▶ [Stated problem] Only the lines holding the string "party" are needed. Copy each one.

▶ [Supplied material]
· · ·

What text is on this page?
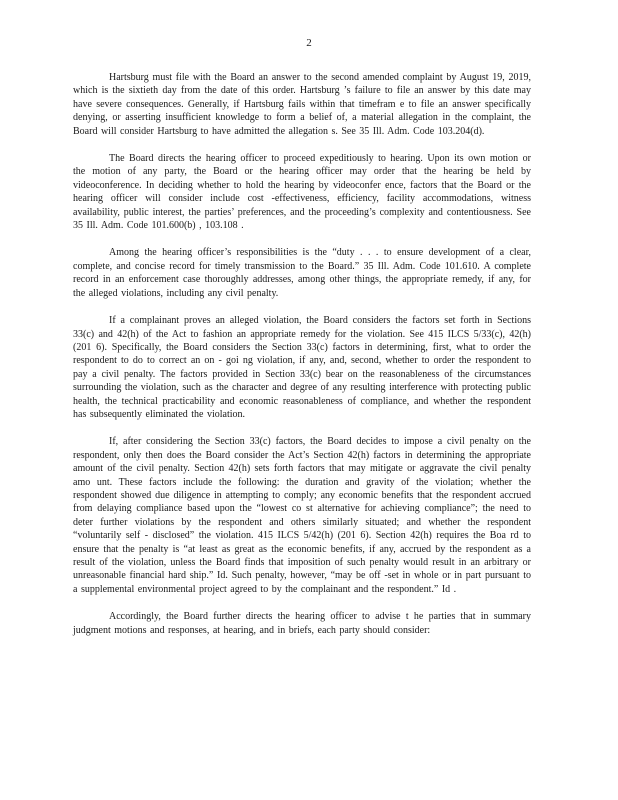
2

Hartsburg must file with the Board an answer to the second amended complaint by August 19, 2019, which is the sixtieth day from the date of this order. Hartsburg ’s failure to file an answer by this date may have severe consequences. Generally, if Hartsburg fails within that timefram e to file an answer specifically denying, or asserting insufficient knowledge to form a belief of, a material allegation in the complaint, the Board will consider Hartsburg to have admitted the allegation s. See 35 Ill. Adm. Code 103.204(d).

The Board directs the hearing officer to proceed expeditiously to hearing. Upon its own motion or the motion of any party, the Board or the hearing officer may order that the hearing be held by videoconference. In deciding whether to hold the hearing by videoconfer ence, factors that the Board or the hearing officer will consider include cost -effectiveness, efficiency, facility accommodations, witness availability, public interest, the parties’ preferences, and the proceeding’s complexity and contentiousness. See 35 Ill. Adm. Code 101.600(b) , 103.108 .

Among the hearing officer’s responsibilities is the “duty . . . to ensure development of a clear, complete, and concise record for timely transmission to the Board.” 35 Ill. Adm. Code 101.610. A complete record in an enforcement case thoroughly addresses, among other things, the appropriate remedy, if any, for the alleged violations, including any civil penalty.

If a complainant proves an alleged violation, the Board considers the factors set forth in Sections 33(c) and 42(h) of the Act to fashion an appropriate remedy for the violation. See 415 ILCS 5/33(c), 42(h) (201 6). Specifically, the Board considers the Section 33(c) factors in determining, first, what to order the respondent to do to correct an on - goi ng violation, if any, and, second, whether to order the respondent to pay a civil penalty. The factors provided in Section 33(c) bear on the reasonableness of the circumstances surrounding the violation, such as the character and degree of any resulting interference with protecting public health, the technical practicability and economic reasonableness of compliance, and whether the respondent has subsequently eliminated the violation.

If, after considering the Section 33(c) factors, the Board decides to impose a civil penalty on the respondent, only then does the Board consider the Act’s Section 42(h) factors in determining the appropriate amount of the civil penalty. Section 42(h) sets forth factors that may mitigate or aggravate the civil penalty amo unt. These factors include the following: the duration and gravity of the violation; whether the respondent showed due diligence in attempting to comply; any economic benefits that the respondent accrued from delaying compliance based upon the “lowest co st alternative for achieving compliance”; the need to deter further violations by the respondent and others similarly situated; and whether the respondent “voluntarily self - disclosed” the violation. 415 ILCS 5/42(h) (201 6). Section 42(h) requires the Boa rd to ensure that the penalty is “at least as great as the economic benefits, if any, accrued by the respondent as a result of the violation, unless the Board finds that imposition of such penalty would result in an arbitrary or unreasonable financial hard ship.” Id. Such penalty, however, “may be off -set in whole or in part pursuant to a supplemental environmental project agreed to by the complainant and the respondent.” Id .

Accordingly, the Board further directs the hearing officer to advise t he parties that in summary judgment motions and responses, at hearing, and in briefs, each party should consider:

· · ·

▶ [Correct output]
The Board directs the hearing officer to proceed expeditiously to hearing. Upon its own motion or the motion of any party, the Board or the hearing officer may order that the hearing be held by videoconference. In deciding whether to hold the hearing by videoconfer ence, factors that the Board or the hearing officer will consider include cost -effectiveness, efficiency, facility accommodations, witness availability, public interest, the parties’ preferences, and the proceeding’s complexity and contentiousness. See 35 Ill. Adm. Code 101.600(b) , 103.108 .
Accordingly, the Board further directs the hearing officer to advise t he parties that in summary judgment motions and responses, at hearing, and in briefs, each party should consider:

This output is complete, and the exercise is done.